### Instructions for the task
Below are the records. List every line holding the word "name".

### The records

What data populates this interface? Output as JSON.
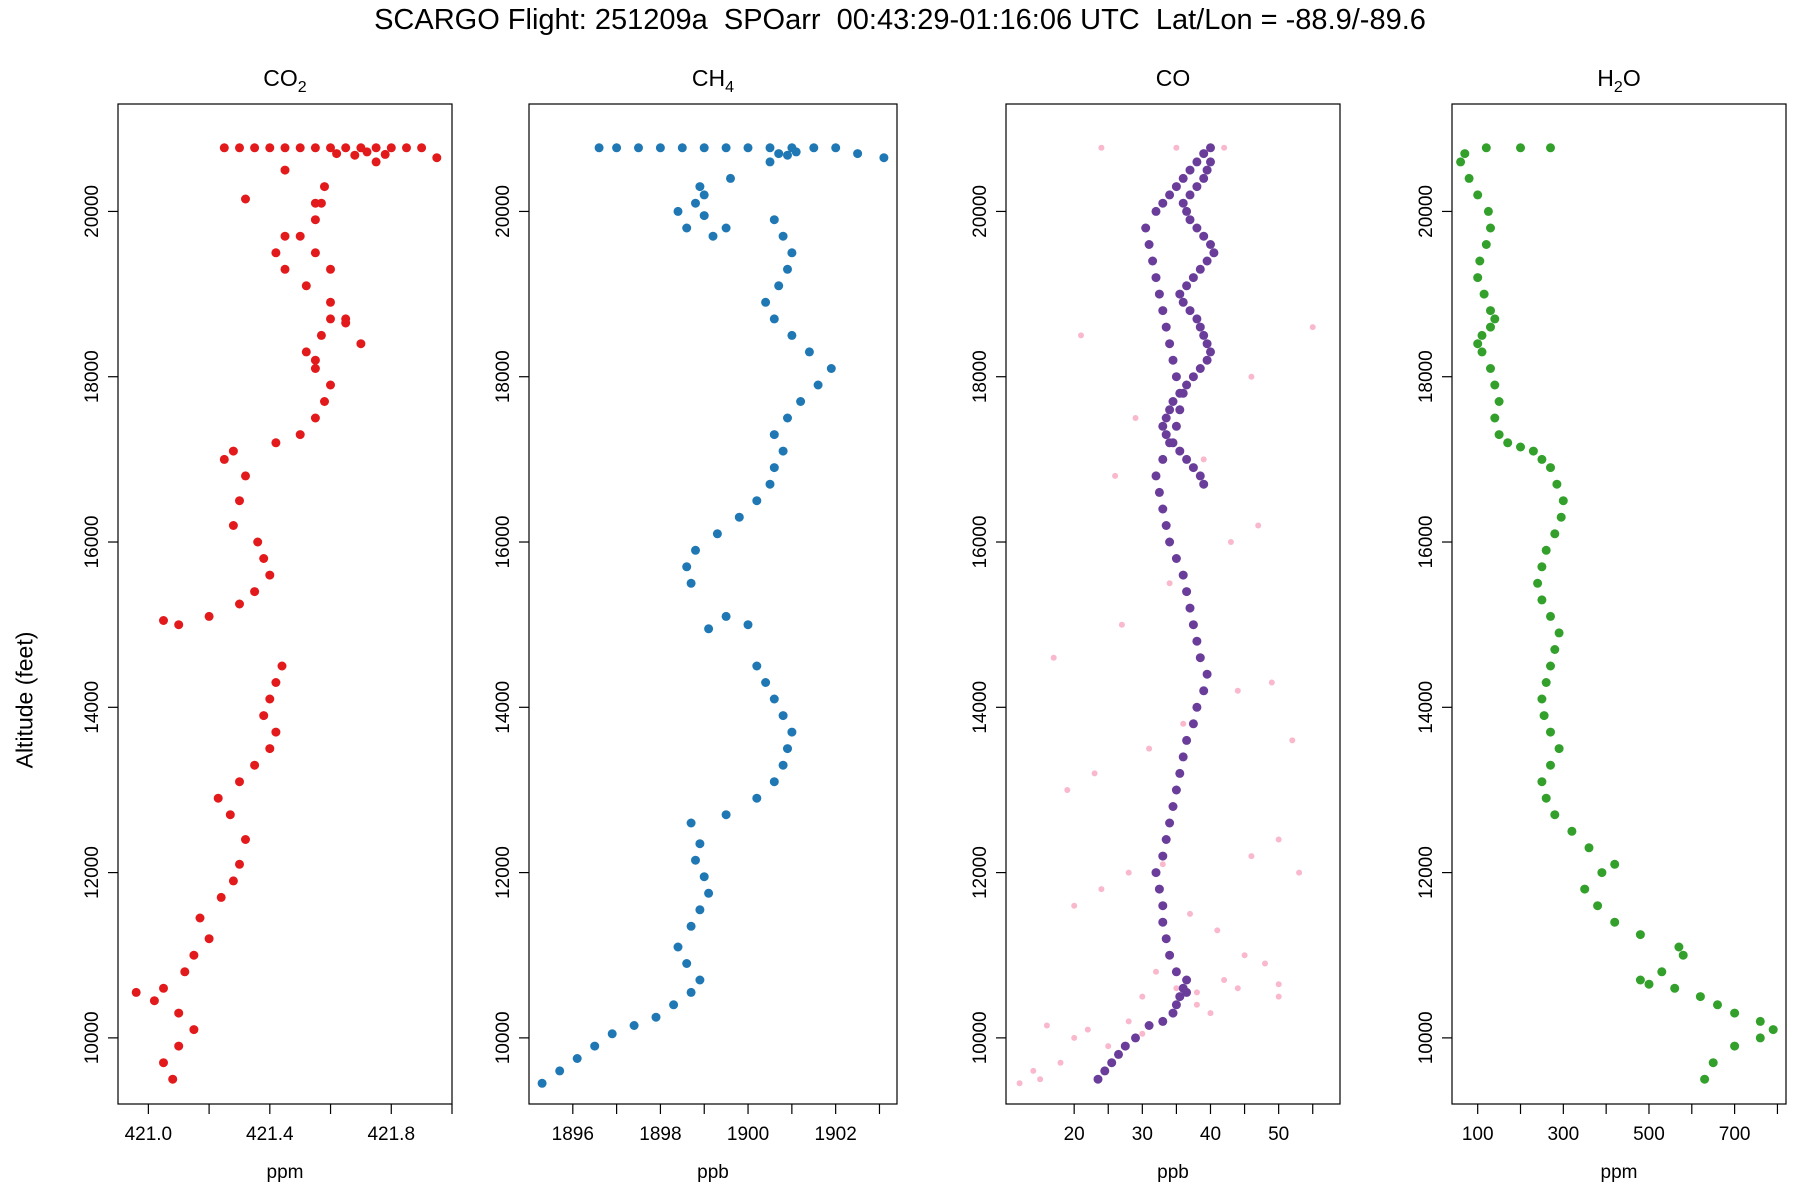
{
  "title": "SCARGO Flight: 251209a  SPOarr  00:43:29-01:16:06 UTC  Lat/Lon = -88.9/-89.6",
  "ylabel": "Altitude (feet)",
  "chart_data": [
    {
      "type": "scatter",
      "title": "CO2",
      "title_base": "CO",
      "title_sub": "2",
      "xlabel": "ppm",
      "xlim": [
        420.9,
        422.0
      ],
      "ylim": [
        9200,
        21300
      ],
      "xticks": [
        421.0,
        421.2,
        421.4,
        421.6,
        421.8,
        422.0
      ],
      "xtick_labels": [
        "421.0",
        "",
        "421.4",
        "",
        "421.8",
        ""
      ],
      "yticks": [
        10000,
        12000,
        14000,
        16000,
        18000,
        20000
      ],
      "ytick_labels": [
        "10000",
        "12000",
        "14000",
        "16000",
        "18000",
        "20000"
      ],
      "color": "#e31a1c",
      "series": [
        {
          "name": "CO2",
          "color": "#e31a1c",
          "x": [
            421.08,
            421.05,
            421.1,
            421.15,
            421.1,
            421.02,
            420.96,
            421.05,
            421.12,
            421.15,
            421.2,
            421.17,
            421.24,
            421.28,
            421.3,
            421.32,
            421.27,
            421.23,
            421.3,
            421.35,
            421.4,
            421.42,
            421.38,
            421.4,
            421.42,
            421.44,
            421.1,
            421.05,
            421.2,
            421.3,
            421.35,
            421.4,
            421.38,
            421.36,
            421.28,
            421.3,
            421.32,
            421.25,
            421.28,
            421.42,
            421.5,
            421.55,
            421.58,
            421.6,
            421.55,
            421.52,
            421.57,
            421.6,
            421.65,
            421.6,
            421.52,
            421.45,
            421.42,
            421.5,
            421.55,
            421.57,
            421.58,
            421.55,
            421.32,
            421.45,
            421.55,
            421.6,
            421.65,
            421.7,
            421.55,
            421.45,
            421.75,
            421.95
          ],
          "y": [
            9500,
            9700,
            9900,
            10100,
            10300,
            10450,
            10550,
            10600,
            10800,
            11000,
            11200,
            11450,
            11700,
            11900,
            12100,
            12400,
            12700,
            12900,
            13100,
            13300,
            13500,
            13700,
            13900,
            14100,
            14300,
            14500,
            15000,
            15050,
            15100,
            15250,
            15400,
            15600,
            15800,
            16000,
            16200,
            16500,
            16800,
            17000,
            17100,
            17200,
            17300,
            17500,
            17700,
            17900,
            18100,
            18300,
            18500,
            18700,
            18650,
            18900,
            19100,
            19300,
            19500,
            19700,
            19900,
            20100,
            20300,
            20100,
            20150,
            19700,
            19500,
            19300,
            18700,
            18400,
            18200,
            20500,
            20600,
            20650
          ]
        },
        {
          "name": "CO2-top",
          "color": "#e31a1c",
          "x": [
            421.25,
            421.3,
            421.35,
            421.4,
            421.45,
            421.5,
            421.55,
            421.6,
            421.65,
            421.7,
            421.75,
            421.8,
            421.85,
            421.9,
            421.62,
            421.68,
            421.72,
            421.78
          ],
          "y": [
            20770,
            20770,
            20770,
            20770,
            20770,
            20770,
            20770,
            20770,
            20770,
            20770,
            20770,
            20770,
            20770,
            20770,
            20700,
            20680,
            20720,
            20690
          ]
        }
      ]
    },
    {
      "type": "scatter",
      "title": "CH4",
      "title_base": "CH",
      "title_sub": "4",
      "xlabel": "ppb",
      "xlim": [
        1895.0,
        1903.4
      ],
      "ylim": [
        9200,
        21300
      ],
      "xticks": [
        1896,
        1897,
        1898,
        1899,
        1900,
        1901,
        1902,
        1903
      ],
      "xtick_labels": [
        "1896",
        "",
        "1898",
        "",
        "1900",
        "",
        "1902",
        ""
      ],
      "yticks": [
        10000,
        12000,
        14000,
        16000,
        18000,
        20000
      ],
      "ytick_labels": [
        "10000",
        "12000",
        "14000",
        "16000",
        "18000",
        "20000"
      ],
      "color": "#1f78b4",
      "series": [
        {
          "name": "CH4",
          "color": "#1f78b4",
          "x": [
            1895.3,
            1895.7,
            1896.1,
            1896.5,
            1896.9,
            1897.4,
            1897.9,
            1898.3,
            1898.7,
            1898.9,
            1898.6,
            1898.4,
            1898.7,
            1898.9,
            1899.1,
            1899.0,
            1898.8,
            1898.9,
            1898.7,
            1899.5,
            1900.2,
            1900.6,
            1900.8,
            1900.9,
            1901.0,
            1900.8,
            1900.6,
            1900.4,
            1900.2,
            1900.0,
            1899.5,
            1899.1,
            1898.7,
            1898.6,
            1898.8,
            1899.3,
            1899.8,
            1900.2,
            1900.5,
            1900.6,
            1900.8,
            1900.6,
            1900.9,
            1901.2,
            1901.6,
            1901.9,
            1901.4,
            1901.0,
            1900.6,
            1900.4,
            1900.7,
            1900.9,
            1901.0,
            1900.8,
            1900.6,
            1899.5,
            1899.0,
            1898.8,
            1898.4,
            1898.6,
            1899.2,
            1899.6,
            1899.0,
            1898.9
          ],
          "y": [
            9450,
            9600,
            9750,
            9900,
            10050,
            10150,
            10250,
            10400,
            10550,
            10700,
            10900,
            11100,
            11350,
            11550,
            11750,
            11950,
            12150,
            12350,
            12600,
            12700,
            12900,
            13100,
            13300,
            13500,
            13700,
            13900,
            14100,
            14300,
            14500,
            15000,
            15100,
            14950,
            15500,
            15700,
            15900,
            16100,
            16300,
            16500,
            16700,
            16900,
            17100,
            17300,
            17500,
            17700,
            17900,
            18100,
            18300,
            18500,
            18700,
            18900,
            19100,
            19300,
            19500,
            19700,
            19900,
            19800,
            19950,
            20100,
            20000,
            19800,
            19700,
            20400,
            20200,
            20300
          ]
        },
        {
          "name": "CH4-top",
          "color": "#1f78b4",
          "x": [
            1896.6,
            1897.0,
            1897.5,
            1898.0,
            1898.5,
            1899.0,
            1899.5,
            1900.0,
            1900.5,
            1901.0,
            1901.5,
            1902.0,
            1902.5,
            1903.1,
            1900.7,
            1900.9,
            1901.1,
            1900.5
          ],
          "y": [
            20770,
            20770,
            20770,
            20770,
            20770,
            20770,
            20770,
            20770,
            20770,
            20770,
            20770,
            20770,
            20700,
            20650,
            20700,
            20680,
            20720,
            20600
          ]
        }
      ]
    },
    {
      "type": "scatter",
      "title": "CO",
      "title_base": "CO",
      "title_sub": "",
      "xlabel": "ppb",
      "xlim": [
        10.0,
        59.0
      ],
      "ylim": [
        9200,
        21300
      ],
      "xticks": [
        20,
        25,
        30,
        35,
        40,
        45,
        50,
        55
      ],
      "xtick_labels": [
        "20",
        "",
        "30",
        "",
        "40",
        "",
        "50",
        ""
      ],
      "yticks": [
        10000,
        12000,
        14000,
        16000,
        18000,
        20000
      ],
      "ytick_labels": [
        "10000",
        "12000",
        "14000",
        "16000",
        "18000",
        "20000"
      ],
      "color": "#6a3d9a",
      "series": [
        {
          "name": "CO-raw",
          "color": "#f9b8cc",
          "x": [
            12,
            15,
            18,
            20,
            22,
            25,
            28,
            30,
            32,
            35,
            38,
            40,
            42,
            45,
            48,
            50,
            20,
            24,
            28,
            33,
            37,
            41,
            46,
            50,
            53,
            19,
            23,
            31,
            36,
            44,
            49,
            52,
            17,
            27,
            34,
            43,
            47,
            26,
            39,
            29,
            46,
            21,
            55,
            14,
            16,
            30,
            38,
            44,
            50,
            24,
            35,
            42
          ],
          "y": [
            9450,
            9500,
            9700,
            10000,
            10100,
            9900,
            10200,
            10500,
            10800,
            10600,
            10400,
            10300,
            10700,
            11000,
            10900,
            10500,
            11600,
            11800,
            12000,
            12100,
            11500,
            11300,
            12200,
            12400,
            12000,
            13000,
            13200,
            13500,
            13800,
            14200,
            14300,
            13600,
            14600,
            15000,
            15500,
            16000,
            16200,
            16800,
            17000,
            17500,
            18000,
            18500,
            18600,
            9600,
            10150,
            10050,
            10550,
            10600,
            10650,
            20770,
            20770,
            20770
          ]
        },
        {
          "name": "CO",
          "color": "#6a3d9a",
          "x": [
            23.5,
            24.5,
            25.5,
            26.5,
            27.5,
            29,
            31,
            33,
            34.5,
            35,
            35.5,
            36,
            36.5,
            36.5,
            35,
            34,
            33.5,
            33,
            33,
            32.5,
            32,
            33,
            33.5,
            34,
            34.5,
            35,
            35.5,
            36,
            36.5,
            37.5,
            38,
            39,
            39.5,
            38.5,
            38,
            37.5,
            37,
            36.5,
            36,
            35,
            34,
            33.5,
            33,
            32.5,
            32,
            33,
            34,
            35,
            35.5,
            36,
            35,
            34.5,
            34,
            33.5,
            33,
            32.5,
            32,
            31.5,
            31,
            30.5,
            32,
            33,
            34,
            35,
            36,
            37,
            38,
            39,
            40,
            40,
            39.5,
            39,
            38,
            37,
            36,
            36.5,
            37,
            38,
            39,
            40,
            40.5,
            39.5,
            38.5,
            37.5,
            36.5,
            35.5,
            36,
            37,
            38,
            38.5,
            39,
            39.5,
            40,
            39.5,
            38.5,
            37.5,
            36.5,
            35.5,
            34.5,
            34,
            33.5,
            33,
            33.5,
            34.5,
            35.5,
            36.5,
            37.5,
            38.5,
            39
          ],
          "y": [
            9500,
            9600,
            9700,
            9800,
            9900,
            10000,
            10150,
            10200,
            10300,
            10400,
            10500,
            10600,
            10700,
            10550,
            10800,
            11000,
            11200,
            11400,
            11600,
            11800,
            12000,
            12200,
            12400,
            12600,
            12800,
            13000,
            13200,
            13400,
            13600,
            13800,
            14000,
            14200,
            14400,
            14600,
            14800,
            15000,
            15200,
            15400,
            15600,
            15800,
            16000,
            16200,
            16400,
            16600,
            16800,
            17000,
            17200,
            17400,
            17600,
            17800,
            18000,
            18200,
            18400,
            18600,
            18800,
            19000,
            19200,
            19400,
            19600,
            19800,
            20000,
            20100,
            20200,
            20300,
            20400,
            20500,
            20600,
            20700,
            20770,
            20600,
            20500,
            20400,
            20300,
            20200,
            20100,
            20000,
            19900,
            19800,
            19700,
            19600,
            19500,
            19400,
            19300,
            19200,
            19100,
            19000,
            18900,
            18800,
            18700,
            18600,
            18500,
            18400,
            18300,
            18200,
            18100,
            18000,
            17900,
            17800,
            17700,
            17600,
            17500,
            17400,
            17300,
            17200,
            17100,
            17000,
            16900,
            16800,
            16700
          ]
        }
      ]
    },
    {
      "type": "scatter",
      "title": "H2O",
      "title_base": "H",
      "title_sub": "2",
      "title_tail": "O",
      "xlabel": "ppm",
      "xlim": [
        40,
        820
      ],
      "ylim": [
        9200,
        21300
      ],
      "xticks": [
        100,
        200,
        300,
        400,
        500,
        600,
        700,
        800
      ],
      "xtick_labels": [
        "100",
        "",
        "300",
        "",
        "500",
        "",
        "700",
        ""
      ],
      "yticks": [
        10000,
        12000,
        14000,
        16000,
        18000,
        20000
      ],
      "ytick_labels": [
        "10000",
        "12000",
        "14000",
        "16000",
        "18000",
        "20000"
      ],
      "color": "#33a02c",
      "series": [
        {
          "name": "H2O",
          "color": "#33a02c",
          "x": [
            630,
            650,
            700,
            760,
            790,
            760,
            700,
            660,
            620,
            560,
            500,
            480,
            530,
            580,
            570,
            480,
            420,
            380,
            350,
            390,
            420,
            360,
            320,
            280,
            260,
            250,
            270,
            290,
            270,
            255,
            250,
            260,
            270,
            280,
            290,
            270,
            250,
            240,
            250,
            260,
            280,
            295,
            300,
            285,
            270,
            250,
            230,
            200,
            170,
            150,
            140,
            150,
            140,
            130,
            110,
            100,
            110,
            130,
            140,
            130,
            115,
            100,
            105,
            120,
            130,
            125,
            100,
            80,
            60,
            70,
            120,
            200,
            270
          ],
          "y": [
            9500,
            9700,
            9900,
            10000,
            10100,
            10200,
            10300,
            10400,
            10500,
            10600,
            10650,
            10700,
            10800,
            11000,
            11100,
            11250,
            11400,
            11600,
            11800,
            12000,
            12100,
            12300,
            12500,
            12700,
            12900,
            13100,
            13300,
            13500,
            13700,
            13900,
            14100,
            14300,
            14500,
            14700,
            14900,
            15100,
            15300,
            15500,
            15700,
            15900,
            16100,
            16300,
            16500,
            16700,
            16900,
            17000,
            17100,
            17150,
            17200,
            17300,
            17500,
            17700,
            17900,
            18100,
            18300,
            18400,
            18500,
            18600,
            18700,
            18800,
            19000,
            19200,
            19400,
            19600,
            19800,
            20000,
            20200,
            20400,
            20600,
            20700,
            20770,
            20770,
            20770
          ]
        }
      ]
    }
  ]
}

### Written answer
          "name": "CO2",
          "name": "CO2-top",
          "name": "CH4",
          "name": "CH4-top",
          "name": "CO-raw",
          "name": "CO",
          "name": "H2O",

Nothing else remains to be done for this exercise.